- Task prompt:
Count lines, not occurrences: give the number of lines holding the word "title", and nothing besides.

[Figure record listings]
__________________________________________________
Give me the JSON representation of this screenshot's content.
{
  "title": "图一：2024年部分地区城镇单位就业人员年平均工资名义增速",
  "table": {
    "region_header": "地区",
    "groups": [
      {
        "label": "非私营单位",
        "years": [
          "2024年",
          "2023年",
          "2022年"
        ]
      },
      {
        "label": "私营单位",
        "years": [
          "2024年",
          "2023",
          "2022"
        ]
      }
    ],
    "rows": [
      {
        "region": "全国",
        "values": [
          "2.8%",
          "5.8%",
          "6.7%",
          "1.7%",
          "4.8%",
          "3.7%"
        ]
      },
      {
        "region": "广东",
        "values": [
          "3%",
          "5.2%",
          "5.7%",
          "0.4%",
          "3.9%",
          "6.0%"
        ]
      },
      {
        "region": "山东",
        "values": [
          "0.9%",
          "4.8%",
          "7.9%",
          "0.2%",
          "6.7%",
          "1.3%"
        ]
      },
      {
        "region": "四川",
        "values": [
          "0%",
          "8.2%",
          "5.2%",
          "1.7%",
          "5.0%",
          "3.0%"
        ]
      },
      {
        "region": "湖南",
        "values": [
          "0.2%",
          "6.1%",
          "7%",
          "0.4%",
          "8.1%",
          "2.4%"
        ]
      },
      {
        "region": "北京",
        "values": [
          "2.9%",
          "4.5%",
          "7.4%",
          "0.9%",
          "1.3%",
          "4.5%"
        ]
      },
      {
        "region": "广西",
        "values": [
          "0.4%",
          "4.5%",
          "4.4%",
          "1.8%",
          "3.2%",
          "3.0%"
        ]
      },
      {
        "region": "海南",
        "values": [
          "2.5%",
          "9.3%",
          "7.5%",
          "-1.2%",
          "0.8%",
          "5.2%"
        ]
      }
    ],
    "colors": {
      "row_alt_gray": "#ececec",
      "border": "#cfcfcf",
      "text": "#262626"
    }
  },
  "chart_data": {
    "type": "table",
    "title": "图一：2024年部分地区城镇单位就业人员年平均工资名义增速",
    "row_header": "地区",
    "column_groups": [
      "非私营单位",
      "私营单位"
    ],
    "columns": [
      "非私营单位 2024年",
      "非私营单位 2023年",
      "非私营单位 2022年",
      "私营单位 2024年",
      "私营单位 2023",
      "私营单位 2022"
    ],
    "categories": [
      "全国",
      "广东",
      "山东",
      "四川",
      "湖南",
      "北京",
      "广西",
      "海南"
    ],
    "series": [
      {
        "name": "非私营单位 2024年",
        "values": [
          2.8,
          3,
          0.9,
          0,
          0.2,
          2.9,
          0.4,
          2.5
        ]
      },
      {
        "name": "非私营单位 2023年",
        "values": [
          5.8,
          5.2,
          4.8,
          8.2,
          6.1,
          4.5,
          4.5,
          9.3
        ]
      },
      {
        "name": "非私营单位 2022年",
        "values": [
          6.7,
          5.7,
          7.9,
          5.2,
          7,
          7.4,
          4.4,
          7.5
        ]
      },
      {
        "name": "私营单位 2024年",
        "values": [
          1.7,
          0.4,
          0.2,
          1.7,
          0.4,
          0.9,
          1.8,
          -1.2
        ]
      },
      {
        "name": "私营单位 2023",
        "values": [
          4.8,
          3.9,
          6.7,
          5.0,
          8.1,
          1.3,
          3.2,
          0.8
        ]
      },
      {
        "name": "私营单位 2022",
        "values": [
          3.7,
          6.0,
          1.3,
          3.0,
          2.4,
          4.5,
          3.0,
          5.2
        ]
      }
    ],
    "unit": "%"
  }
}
__________________________________________________
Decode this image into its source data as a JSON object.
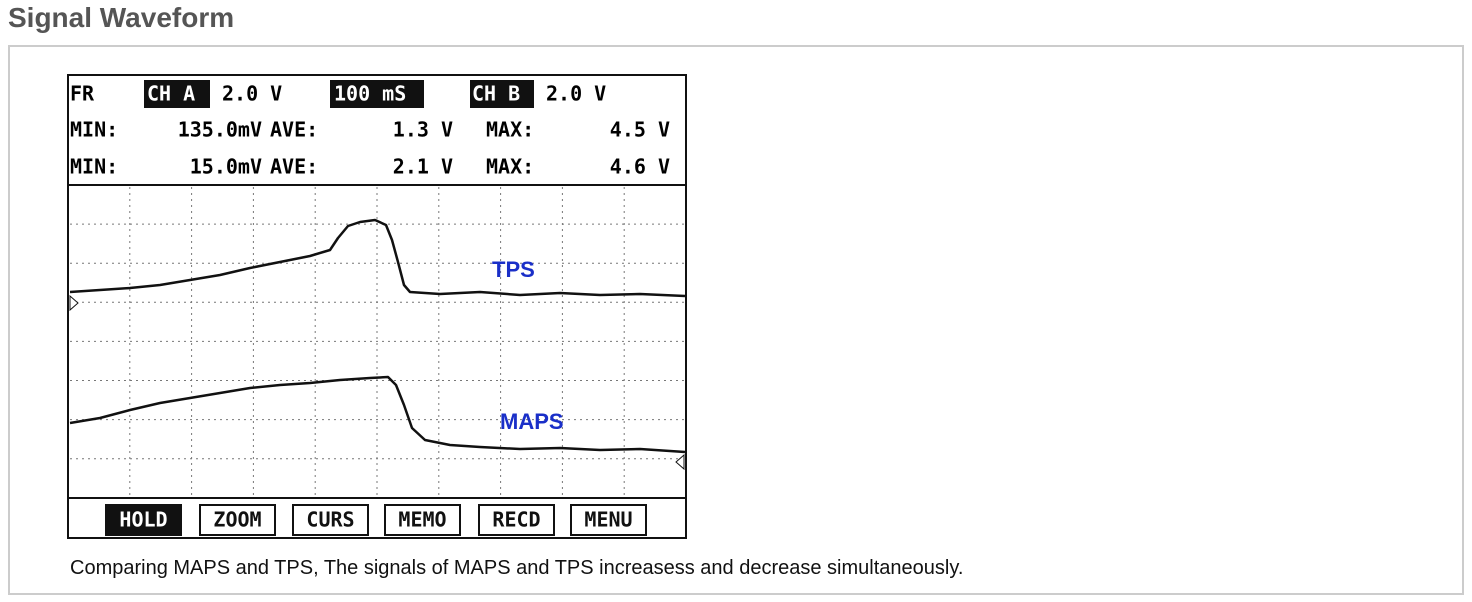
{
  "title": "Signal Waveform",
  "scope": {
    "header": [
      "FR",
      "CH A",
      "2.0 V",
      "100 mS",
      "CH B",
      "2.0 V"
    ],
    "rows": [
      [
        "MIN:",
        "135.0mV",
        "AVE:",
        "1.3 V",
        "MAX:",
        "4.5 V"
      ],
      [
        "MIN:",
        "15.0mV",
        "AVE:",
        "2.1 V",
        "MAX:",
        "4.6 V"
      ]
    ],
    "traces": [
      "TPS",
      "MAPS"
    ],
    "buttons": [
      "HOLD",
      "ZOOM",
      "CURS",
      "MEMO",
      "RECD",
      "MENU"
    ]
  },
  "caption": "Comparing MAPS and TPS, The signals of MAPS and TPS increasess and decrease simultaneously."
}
__________________________________________________
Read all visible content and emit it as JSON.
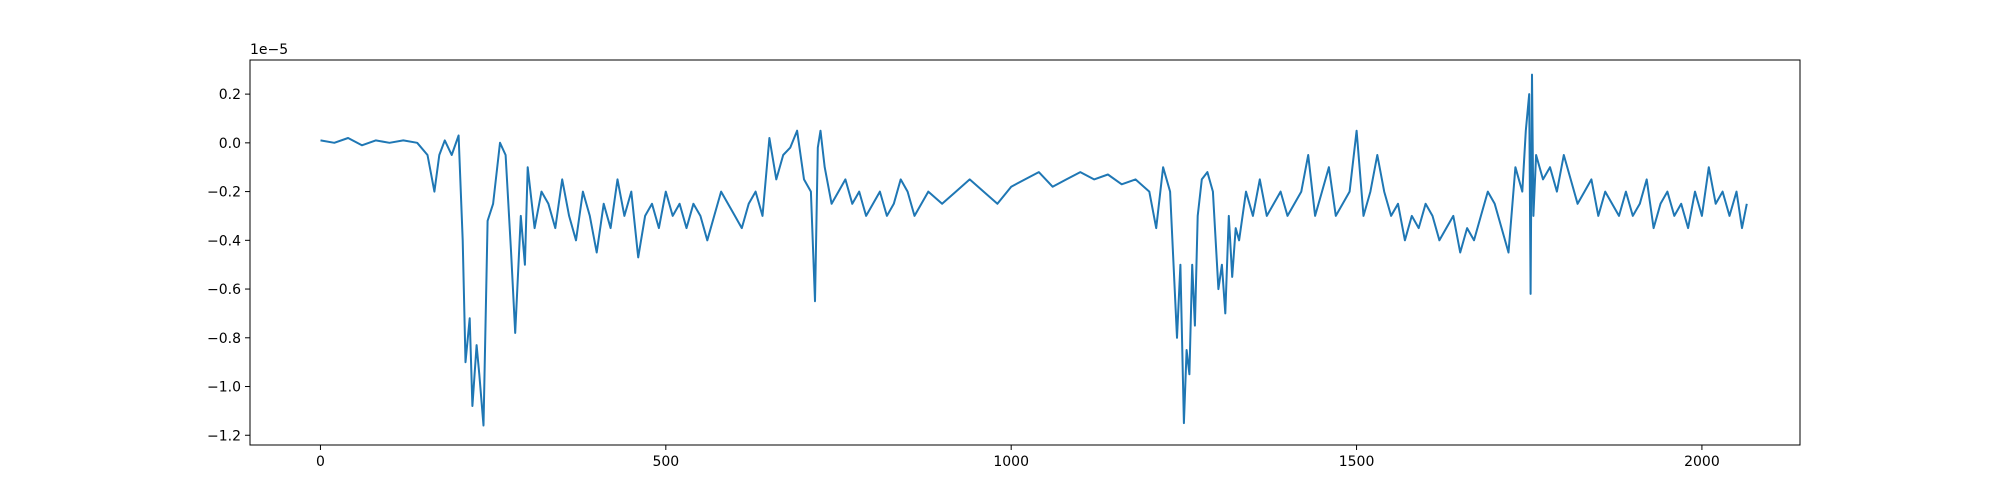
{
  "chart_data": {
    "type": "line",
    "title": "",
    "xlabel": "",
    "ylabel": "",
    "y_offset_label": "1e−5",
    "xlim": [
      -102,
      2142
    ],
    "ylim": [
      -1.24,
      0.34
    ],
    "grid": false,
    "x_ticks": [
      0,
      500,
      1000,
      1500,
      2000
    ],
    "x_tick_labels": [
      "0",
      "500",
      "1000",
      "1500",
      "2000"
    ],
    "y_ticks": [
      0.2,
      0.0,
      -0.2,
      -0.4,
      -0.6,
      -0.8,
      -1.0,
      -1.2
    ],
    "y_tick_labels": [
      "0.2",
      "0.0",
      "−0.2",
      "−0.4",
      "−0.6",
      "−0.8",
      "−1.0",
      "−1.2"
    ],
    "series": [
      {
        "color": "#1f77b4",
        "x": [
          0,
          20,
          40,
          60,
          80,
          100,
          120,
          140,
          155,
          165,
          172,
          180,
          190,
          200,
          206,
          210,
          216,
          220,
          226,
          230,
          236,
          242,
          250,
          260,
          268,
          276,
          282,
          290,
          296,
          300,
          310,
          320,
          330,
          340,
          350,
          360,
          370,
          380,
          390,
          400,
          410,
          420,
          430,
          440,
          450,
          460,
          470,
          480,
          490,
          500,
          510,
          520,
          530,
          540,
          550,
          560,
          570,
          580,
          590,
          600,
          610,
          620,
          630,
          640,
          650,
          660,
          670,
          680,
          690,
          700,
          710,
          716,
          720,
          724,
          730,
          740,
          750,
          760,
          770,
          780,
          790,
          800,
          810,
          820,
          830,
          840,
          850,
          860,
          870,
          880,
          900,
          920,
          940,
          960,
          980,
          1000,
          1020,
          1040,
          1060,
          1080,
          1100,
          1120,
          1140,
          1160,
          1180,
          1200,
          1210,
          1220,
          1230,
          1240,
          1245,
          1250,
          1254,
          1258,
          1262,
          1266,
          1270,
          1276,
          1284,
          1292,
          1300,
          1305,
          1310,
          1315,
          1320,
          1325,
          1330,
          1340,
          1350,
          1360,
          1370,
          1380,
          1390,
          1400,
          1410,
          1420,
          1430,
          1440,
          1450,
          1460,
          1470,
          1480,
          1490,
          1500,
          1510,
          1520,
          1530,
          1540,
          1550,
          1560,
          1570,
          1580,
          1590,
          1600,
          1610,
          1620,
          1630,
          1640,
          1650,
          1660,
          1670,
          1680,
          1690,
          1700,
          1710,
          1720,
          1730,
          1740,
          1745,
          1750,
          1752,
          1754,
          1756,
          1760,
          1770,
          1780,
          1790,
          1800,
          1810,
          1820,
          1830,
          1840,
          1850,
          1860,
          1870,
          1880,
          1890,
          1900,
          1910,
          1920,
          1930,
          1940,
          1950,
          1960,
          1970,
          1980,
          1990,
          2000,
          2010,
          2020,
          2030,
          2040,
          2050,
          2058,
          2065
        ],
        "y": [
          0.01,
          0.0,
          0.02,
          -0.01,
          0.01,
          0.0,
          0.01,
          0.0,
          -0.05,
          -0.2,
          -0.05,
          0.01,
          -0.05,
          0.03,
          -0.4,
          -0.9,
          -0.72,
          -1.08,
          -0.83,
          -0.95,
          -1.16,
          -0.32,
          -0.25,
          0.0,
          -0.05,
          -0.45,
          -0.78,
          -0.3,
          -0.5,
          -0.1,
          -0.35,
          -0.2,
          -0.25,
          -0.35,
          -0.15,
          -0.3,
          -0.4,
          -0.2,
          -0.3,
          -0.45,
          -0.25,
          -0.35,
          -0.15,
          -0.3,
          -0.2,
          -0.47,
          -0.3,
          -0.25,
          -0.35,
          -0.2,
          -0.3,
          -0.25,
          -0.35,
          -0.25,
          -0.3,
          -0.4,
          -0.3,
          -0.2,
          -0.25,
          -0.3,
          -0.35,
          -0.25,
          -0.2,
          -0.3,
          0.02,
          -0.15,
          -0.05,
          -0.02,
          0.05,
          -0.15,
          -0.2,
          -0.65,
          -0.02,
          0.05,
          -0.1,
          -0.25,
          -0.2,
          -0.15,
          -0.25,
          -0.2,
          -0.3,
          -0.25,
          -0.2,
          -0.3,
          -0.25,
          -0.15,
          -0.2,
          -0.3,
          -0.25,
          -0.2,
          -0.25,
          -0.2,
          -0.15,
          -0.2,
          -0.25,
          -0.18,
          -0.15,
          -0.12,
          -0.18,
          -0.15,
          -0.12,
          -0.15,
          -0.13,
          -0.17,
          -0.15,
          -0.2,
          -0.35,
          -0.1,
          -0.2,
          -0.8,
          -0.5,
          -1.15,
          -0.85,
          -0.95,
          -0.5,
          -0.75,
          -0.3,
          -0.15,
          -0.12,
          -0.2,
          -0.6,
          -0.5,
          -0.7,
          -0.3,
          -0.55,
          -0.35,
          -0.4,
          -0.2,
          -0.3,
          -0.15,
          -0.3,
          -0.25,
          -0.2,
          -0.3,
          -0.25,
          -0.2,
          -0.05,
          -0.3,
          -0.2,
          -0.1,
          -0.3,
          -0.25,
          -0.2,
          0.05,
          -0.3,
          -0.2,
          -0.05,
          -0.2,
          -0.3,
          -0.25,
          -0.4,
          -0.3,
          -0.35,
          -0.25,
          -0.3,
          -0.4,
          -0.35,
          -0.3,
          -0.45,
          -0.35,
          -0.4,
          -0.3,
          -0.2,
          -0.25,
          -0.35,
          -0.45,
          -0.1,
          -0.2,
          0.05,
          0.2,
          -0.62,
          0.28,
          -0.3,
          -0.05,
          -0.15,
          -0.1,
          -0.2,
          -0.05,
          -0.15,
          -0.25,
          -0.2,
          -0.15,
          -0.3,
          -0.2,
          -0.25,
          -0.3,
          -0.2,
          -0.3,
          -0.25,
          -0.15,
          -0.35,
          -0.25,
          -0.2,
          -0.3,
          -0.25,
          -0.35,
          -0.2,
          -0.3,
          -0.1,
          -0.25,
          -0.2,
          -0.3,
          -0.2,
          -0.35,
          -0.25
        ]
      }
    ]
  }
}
__________________________________________________
- Finished exercise:
4